<<<<

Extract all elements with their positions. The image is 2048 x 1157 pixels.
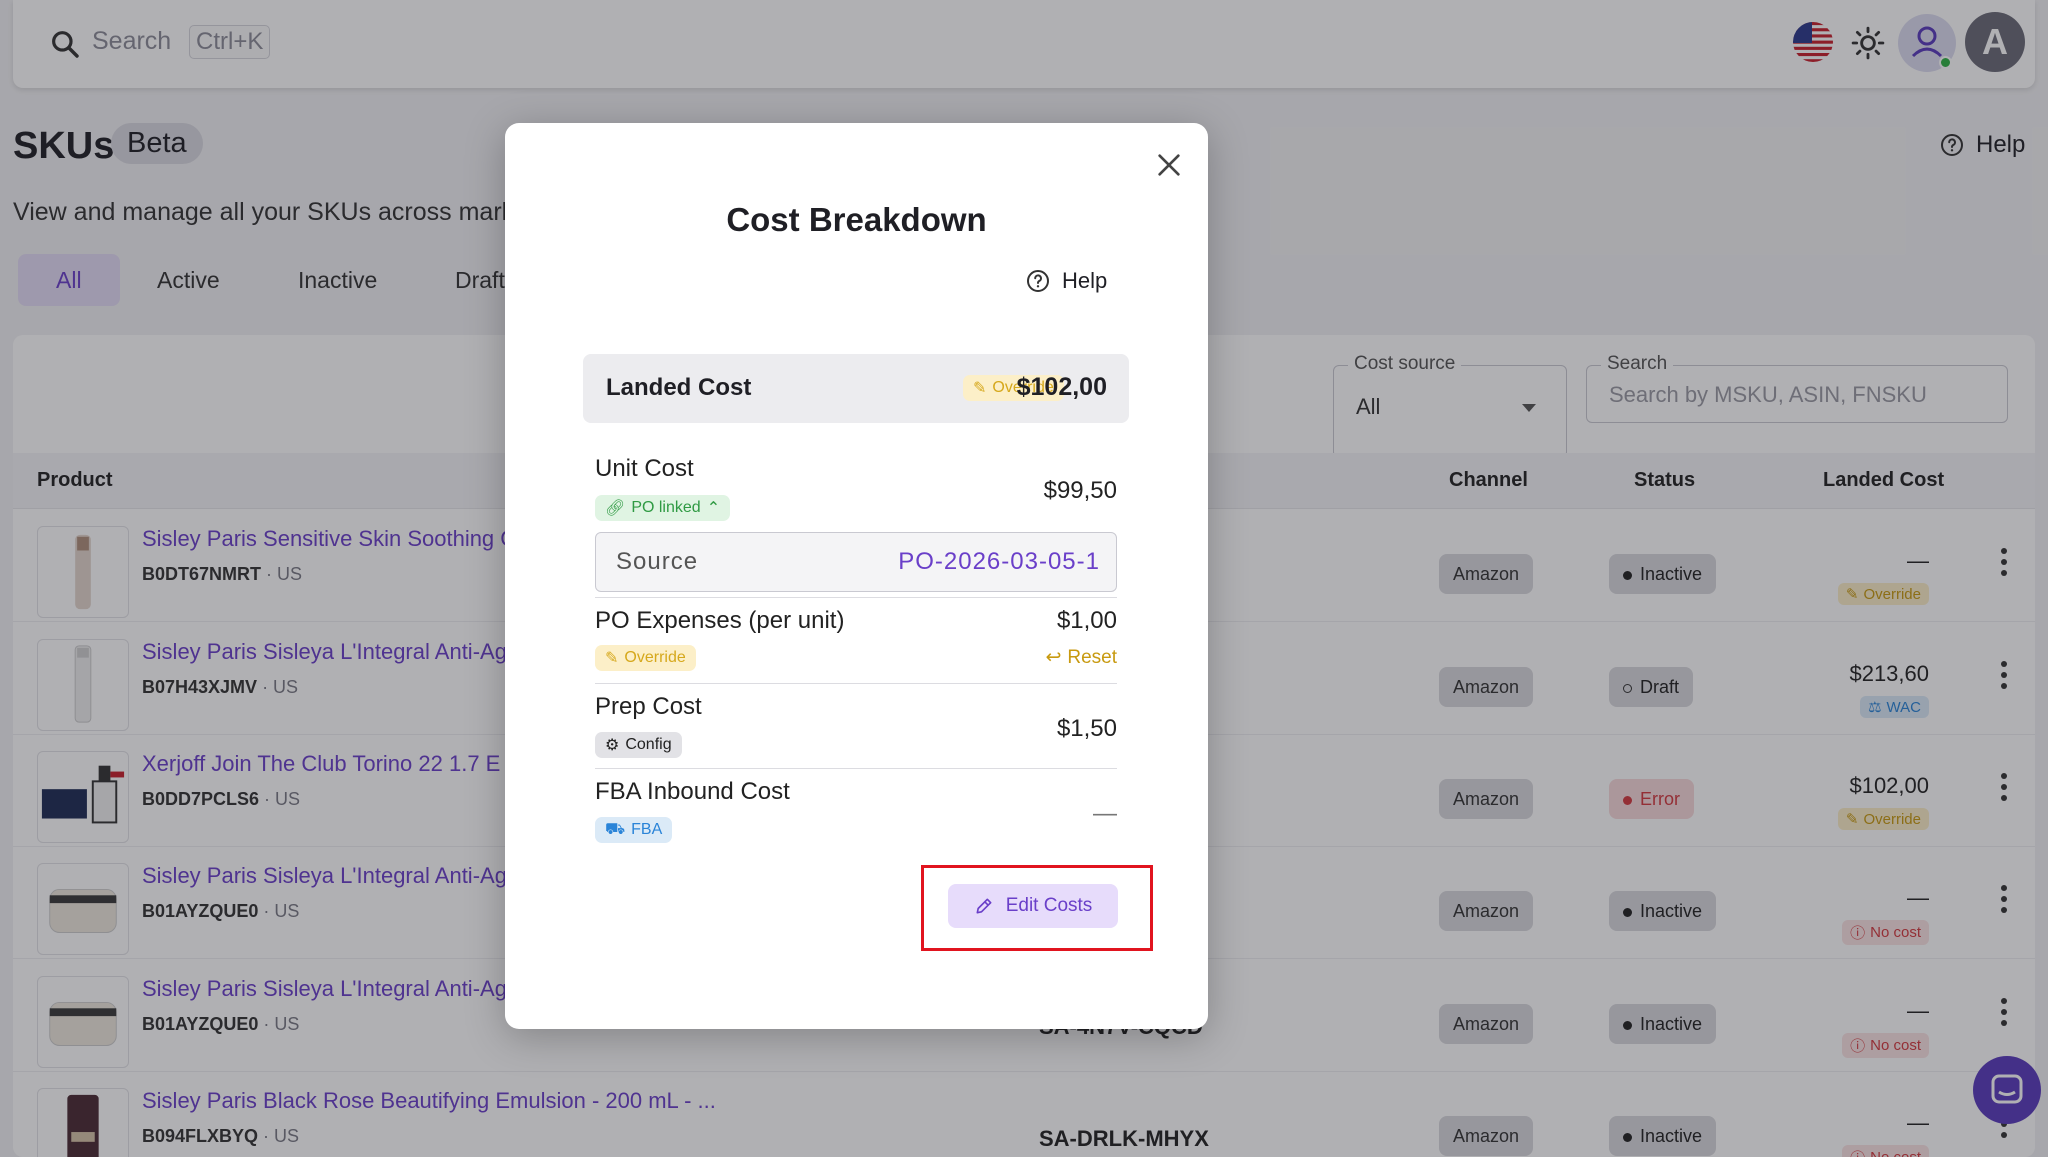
undo-icon: ↩ <box>1045 647 1062 668</box>
fba-inbound-label: FBA Inbound Cost <box>595 778 790 805</box>
page: Search Ctrl+K A SKUs Beta View and manag… <box>0 0 2048 1157</box>
po-expenses-label: PO Expenses (per unit) <box>595 607 845 634</box>
chevron-up-icon: ⌃ <box>706 500 721 517</box>
dialog-help-label: Help <box>1062 268 1108 293</box>
source-po-link[interactable]: PO-2026-03-05-1 <box>898 548 1100 576</box>
landed-cost-summary: Landed Cost ✎ Override $102,00 <box>583 354 1129 423</box>
unit-cost-label: Unit Cost <box>595 455 694 482</box>
unit-cost-row: Unit Cost 🔗︎ PO linked ⌃ $99,50 <box>595 455 1117 525</box>
reset-button[interactable]: ↩ Reset <box>1045 646 1117 669</box>
unit-cost-value: $99,50 <box>1043 477 1117 504</box>
source-label: Source <box>616 548 699 575</box>
cost-breakdown-dialog: Cost Breakdown Help Landed Cost ✎ Overrid… <box>505 123 1208 1029</box>
prep-cost-row: Prep Cost $1,50 ⚙ Config <box>595 693 1117 763</box>
config-badge: ⚙ Config <box>595 732 682 758</box>
divider <box>595 683 1117 684</box>
landed-cost-label: Landed Cost <box>606 374 752 401</box>
po-expenses-row: PO Expenses (per unit) $1,00 ✎ Override ↩… <box>595 607 1117 677</box>
dialog-title: Cost Breakdown <box>726 201 987 238</box>
gear-icon: ⚙ <box>605 737 620 754</box>
override-badge: ✎ Override <box>595 645 696 671</box>
close-icon[interactable] <box>1153 149 1185 181</box>
pencil-icon: ✎ <box>605 650 619 667</box>
pencil-icon: ✎ <box>973 380 987 397</box>
po-expenses-value: $1,00 <box>1056 607 1117 634</box>
prep-cost-label: Prep Cost <box>595 693 702 720</box>
fba-inbound-row: FBA Inbound Cost — ⛟ FBA <box>595 778 1117 848</box>
landed-cost-value: $102,00 <box>1016 373 1107 401</box>
highlight-box <box>921 865 1153 951</box>
link-icon: 🔗︎ <box>605 500 626 517</box>
fba-badge: ⛟ FBA <box>595 817 673 843</box>
dialog-help-link[interactable]: Help <box>1026 268 1107 294</box>
po-linked-badge[interactable]: 🔗︎ PO linked ⌃ <box>595 495 731 521</box>
help-circle-icon <box>1027 270 1049 292</box>
divider <box>595 597 1117 598</box>
truck-icon: ⛟ <box>605 821 626 838</box>
fba-inbound-value: — <box>1093 800 1117 827</box>
source-field: Source PO-2026-03-05-1 <box>595 532 1117 592</box>
divider <box>595 768 1117 769</box>
prep-cost-value: $1,50 <box>1056 715 1117 742</box>
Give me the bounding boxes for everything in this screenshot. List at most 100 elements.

>>>>

Disponi in un elenco numerato le righe di tutti i record qui sopra, senza le righe vuote. Lascia fuori dalla risposta le immagini.

Risposta:
1. Extract all elements with their positions. The image is 2048 x 1157 pixels.
2. undo-icon: ↩ <box>1045 647 1062 668</box>
3. fba-inbound-label: FBA Inbound Cost <box>595 778 790 805</box>
4. page: Search Ctrl+K A SKUs Beta View and manag… <box>0 0 2048 1157</box>
5. po-expenses-label: PO Expenses (per unit) <box>595 607 845 634</box>
6. chevron-up-icon: ⌃ <box>706 500 721 517</box>
7. dialog-help-label: Help <box>1062 268 1108 293</box>
8. source-po-link[interactable]: PO-2026-03-05-1 <box>898 548 1100 576</box>
9. landed-cost-summary: Landed Cost ✎ Override $102,00 <box>583 354 1129 423</box>
10. unit-cost-label: Unit Cost <box>595 455 694 482</box>
11. unit-cost-row: Unit Cost 🔗︎ PO linked ⌃ $99,50 <box>595 455 1117 525</box>
12. reset-button[interactable]: ↩ Reset <box>1045 646 1117 669</box>
13. unit-cost-value: $99,50 <box>1043 477 1117 504</box>
14. source-label: Source <box>616 548 699 575</box>
15. cost-breakdown-dialog: Cost Breakdown Help Landed Cost ✎ Overrid… <box>505 123 1208 1029</box>
16. prep-cost-row: Prep Cost $1,50 ⚙ Config <box>595 693 1117 763</box>
17. config-badge: ⚙ Config <box>595 732 682 758</box>
18. divider <box>595 683 1117 684</box>
19. landed-cost-label: Landed Cost <box>606 374 752 401</box>
20. po-expenses-row: PO Expenses (per unit) $1,00 ✎ Override ↩… <box>595 607 1117 677</box>
21. dialog-title: Cost Breakdown <box>726 201 987 238</box>
22. gear-icon: ⚙ <box>605 737 620 754</box>
23. override-badge: ✎ Override <box>595 645 696 671</box>
24. close-icon[interactable] <box>1153 149 1185 181</box>
25. pencil-icon: ✎ <box>605 650 619 667</box>
26. pencil-icon: ✎ <box>973 380 987 397</box>
27. po-expenses-value: $1,00 <box>1056 607 1117 634</box>
28. prep-cost-label: Prep Cost <box>595 693 702 720</box>
29. fba-inbound-row: FBA Inbound Cost — ⛟ FBA <box>595 778 1117 848</box>
30. landed-cost-value: $102,00 <box>1016 373 1107 401</box>
31. highlight-box <box>921 865 1153 951</box>
32. link-icon: 🔗︎ <box>605 500 626 517</box>
33. fba-badge: ⛟ FBA <box>595 817 673 843</box>
34. dialog-help-link[interactable]: Help <box>1026 268 1107 294</box>
35. po-linked-badge[interactable]: 🔗︎ PO linked ⌃ <box>595 495 731 521</box>
36. help-circle-icon <box>1027 270 1049 292</box>
37. divider <box>595 597 1117 598</box>
38. truck-icon: ⛟ <box>605 821 626 838</box>
39. fba-inbound-value: — <box>1093 800 1117 827</box>
40. source-field: Source PO-2026-03-05-1 <box>595 532 1117 592</box>
41. divider <box>595 768 1117 769</box>
42. prep-cost-value: $1,50 <box>1056 715 1117 742</box>
43. Give me the bounding boxes for everything in this screenshot. List at most 100 elements.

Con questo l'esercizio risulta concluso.